Transcribe every line exactly. Leave the pictures behind.

Stored rows:
★ ★ ★ ★

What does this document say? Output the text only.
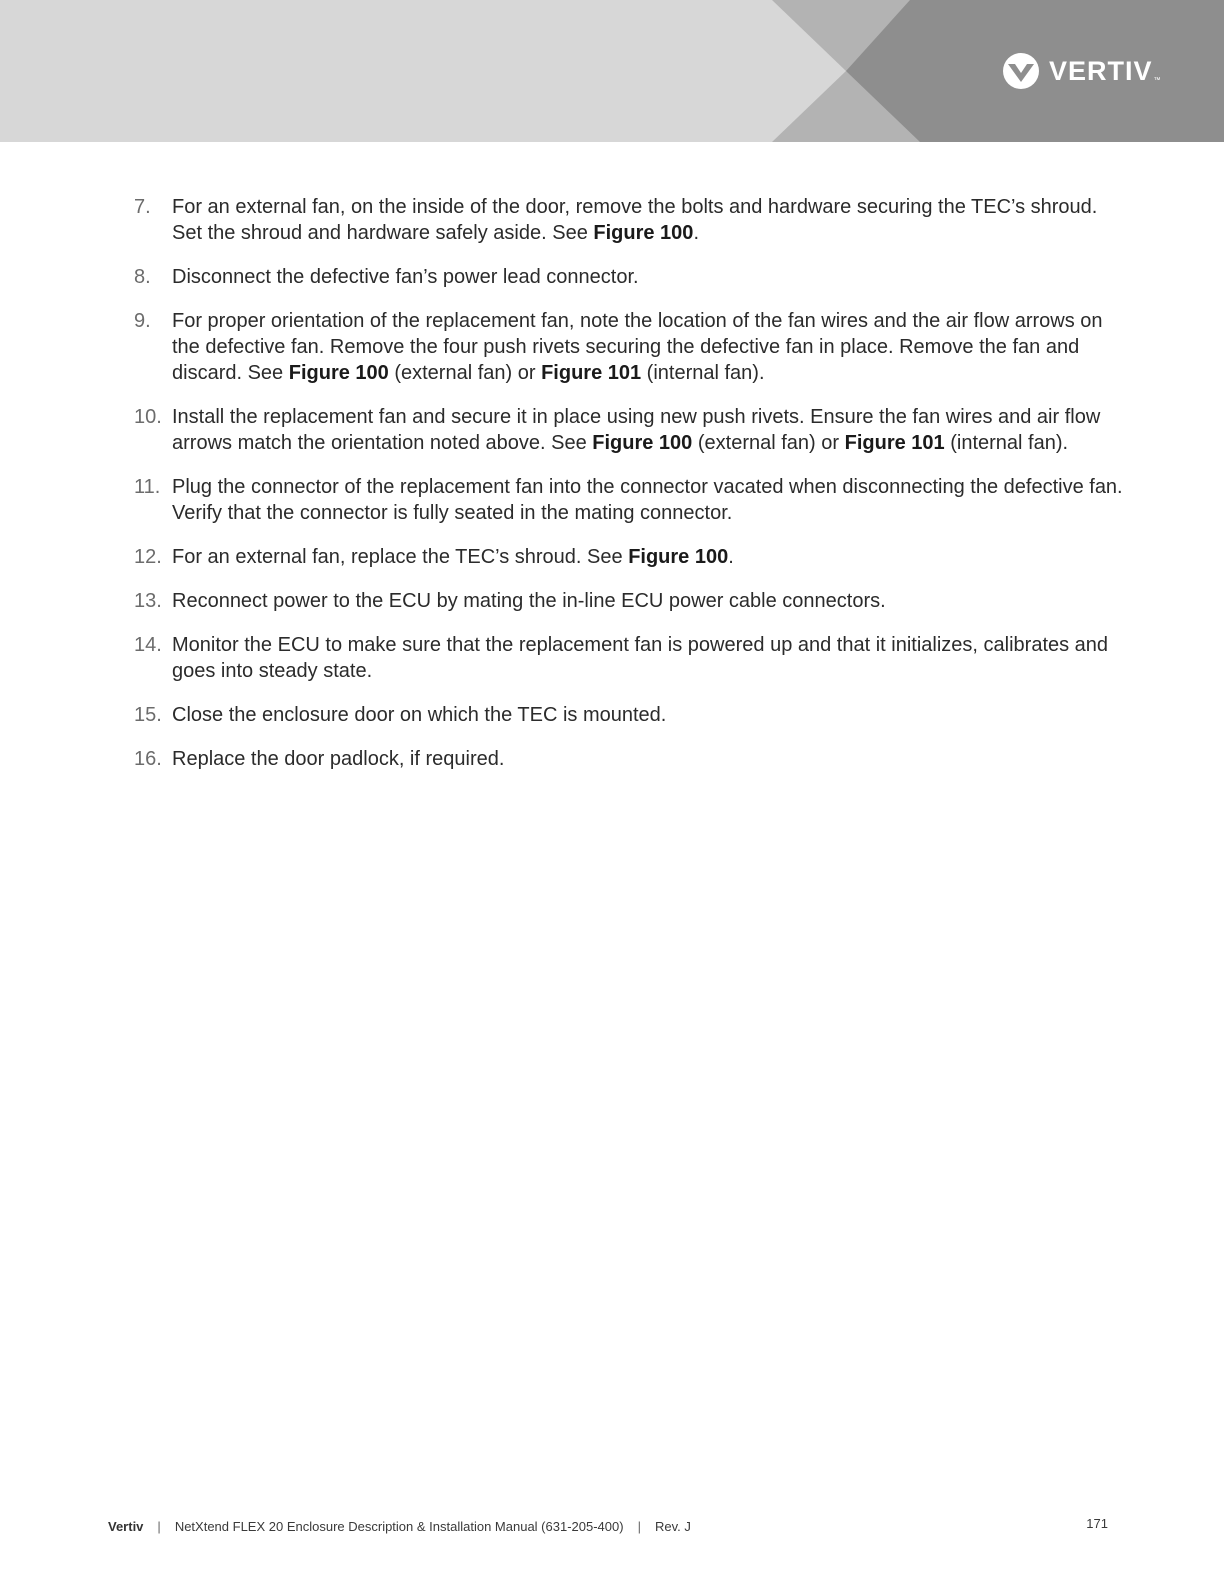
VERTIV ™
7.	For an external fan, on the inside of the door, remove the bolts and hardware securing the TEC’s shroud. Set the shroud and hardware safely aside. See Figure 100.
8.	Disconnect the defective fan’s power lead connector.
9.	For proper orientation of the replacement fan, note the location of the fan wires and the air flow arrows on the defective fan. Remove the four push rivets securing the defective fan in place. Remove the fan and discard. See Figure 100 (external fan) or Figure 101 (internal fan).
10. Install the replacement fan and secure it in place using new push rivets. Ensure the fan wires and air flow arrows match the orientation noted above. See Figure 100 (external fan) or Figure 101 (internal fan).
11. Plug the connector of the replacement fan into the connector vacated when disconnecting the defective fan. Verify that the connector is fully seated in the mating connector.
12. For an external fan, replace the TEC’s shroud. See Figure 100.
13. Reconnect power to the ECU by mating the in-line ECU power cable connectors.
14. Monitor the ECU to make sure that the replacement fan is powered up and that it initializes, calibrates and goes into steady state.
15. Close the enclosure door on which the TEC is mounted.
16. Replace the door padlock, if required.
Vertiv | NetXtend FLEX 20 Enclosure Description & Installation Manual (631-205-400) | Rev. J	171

★ ★ ★ ★

Task solution:
What does this document say? Output the text only.
VERTIV ™
7.	For an external fan, on the inside of the door, remove the bolts and hardware securing the TEC’s shroud. Set the shroud and hardware safely aside. See Figure 100.
8.	Disconnect the defective fan’s power lead connector.
9.	For proper orientation of the replacement fan, note the location of the fan wires and the air flow arrows on the defective fan. Remove the four push rivets securing the defective fan in place. Remove the fan and discard. See Figure 100 (external fan) or Figure 101 (internal fan).
10. Install the replacement fan and secure it in place using new push rivets. Ensure the fan wires and air flow arrows match the orientation noted above. See Figure 100 (external fan) or Figure 101 (internal fan).
11. Plug the connector of the replacement fan into the connector vacated when disconnecting the defective fan. Verify that the connector is fully seated in the mating connector.
12. For an external fan, replace the TEC’s shroud. See Figure 100.
13. Reconnect power to the ECU by mating the in-line ECU power cable connectors.
14. Monitor the ECU to make sure that the replacement fan is powered up and that it initializes, calibrates and goes into steady state.
15. Close the enclosure door on which the TEC is mounted.
16. Replace the door padlock, if required.
Vertiv | NetXtend FLEX 20 Enclosure Description & Installation Manual (631-205-400) | Rev. J	171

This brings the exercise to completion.